__Task prompt__
Each line of the data that includes the string "Waffen" is to be copied out.

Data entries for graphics
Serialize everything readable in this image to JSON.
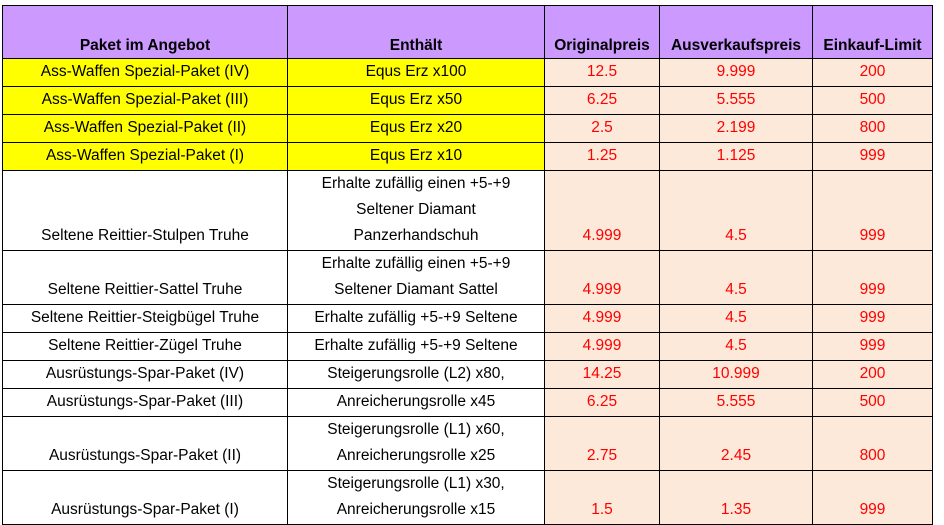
{
  "columns": [
    "Paket im Angebot",
    "Enthält",
    "Originalpreis",
    "Ausverkaufspreis",
    "Einkauf-Limit"
  ],
  "rows": [
    {
      "name": "Ass-Waffen Spezial-Paket (IV)",
      "contents": [
        "Equs Erz x100"
      ],
      "original": "12.5",
      "sale": "9.999",
      "limit": "200",
      "highlight": true
    },
    {
      "name": "Ass-Waffen Spezial-Paket (III)",
      "contents": [
        "Equs Erz x50"
      ],
      "original": "6.25",
      "sale": "5.555",
      "limit": "500",
      "highlight": true
    },
    {
      "name": "Ass-Waffen Spezial-Paket (II)",
      "contents": [
        "Equs Erz x20"
      ],
      "original": "2.5",
      "sale": "2.199",
      "limit": "800",
      "highlight": true
    },
    {
      "name": "Ass-Waffen Spezial-Paket (I)",
      "contents": [
        "Equs Erz x10"
      ],
      "original": "1.25",
      "sale": "1.125",
      "limit": "999",
      "highlight": true
    },
    {
      "name": "Seltene Reittier-Stulpen Truhe",
      "contents": [
        "Erhalte zufällig einen +5-+9",
        "Seltener Diamant",
        "Panzerhandschuh"
      ],
      "original": "4.999",
      "sale": "4.5",
      "limit": "999",
      "highlight": false
    },
    {
      "name": "Seltene Reittier-Sattel Truhe",
      "contents": [
        "Erhalte zufällig einen +5-+9",
        "Seltener Diamant Sattel"
      ],
      "original": "4.999",
      "sale": "4.5",
      "limit": "999",
      "highlight": false
    },
    {
      "name": "Seltene Reittier-Steigbügel Truhe",
      "contents": [
        "Erhalte zufällig +5-+9 Seltene"
      ],
      "original": "4.999",
      "sale": "4.5",
      "limit": "999",
      "highlight": false
    },
    {
      "name": "Seltene Reittier-Zügel Truhe",
      "contents": [
        "Erhalte zufällig +5-+9 Seltene"
      ],
      "original": "4.999",
      "sale": "4.5",
      "limit": "999",
      "highlight": false
    },
    {
      "name": "Ausrüstungs-Spar-Paket (IV)",
      "contents": [
        "Steigerungsrolle (L2) x80,"
      ],
      "original": "14.25",
      "sale": "10.999",
      "limit": "200",
      "highlight": false
    },
    {
      "name": "Ausrüstungs-Spar-Paket (III)",
      "contents": [
        "Anreicherungsrolle x45"
      ],
      "original": "6.25",
      "sale": "5.555",
      "limit": "500",
      "highlight": false
    },
    {
      "name": "Ausrüstungs-Spar-Paket (II)",
      "contents": [
        "Steigerungsrolle (L1) x60,",
        "Anreicherungsrolle x25"
      ],
      "original": "2.75",
      "sale": "2.45",
      "limit": "800",
      "highlight": false
    },
    {
      "name": "Ausrüstungs-Spar-Paket (I)",
      "contents": [
        "Steigerungsrolle (L1) x30,",
        "Anreicherungsrolle x15"
      ],
      "original": "1.5",
      "sale": "1.35",
      "limit": "999",
      "highlight": false
    }
  ]
}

__Full response__
      "name": "Ass-Waffen Spezial-Paket (IV)",
      "name": "Ass-Waffen Spezial-Paket (III)",
      "name": "Ass-Waffen Spezial-Paket (II)",
      "name": "Ass-Waffen Spezial-Paket (I)",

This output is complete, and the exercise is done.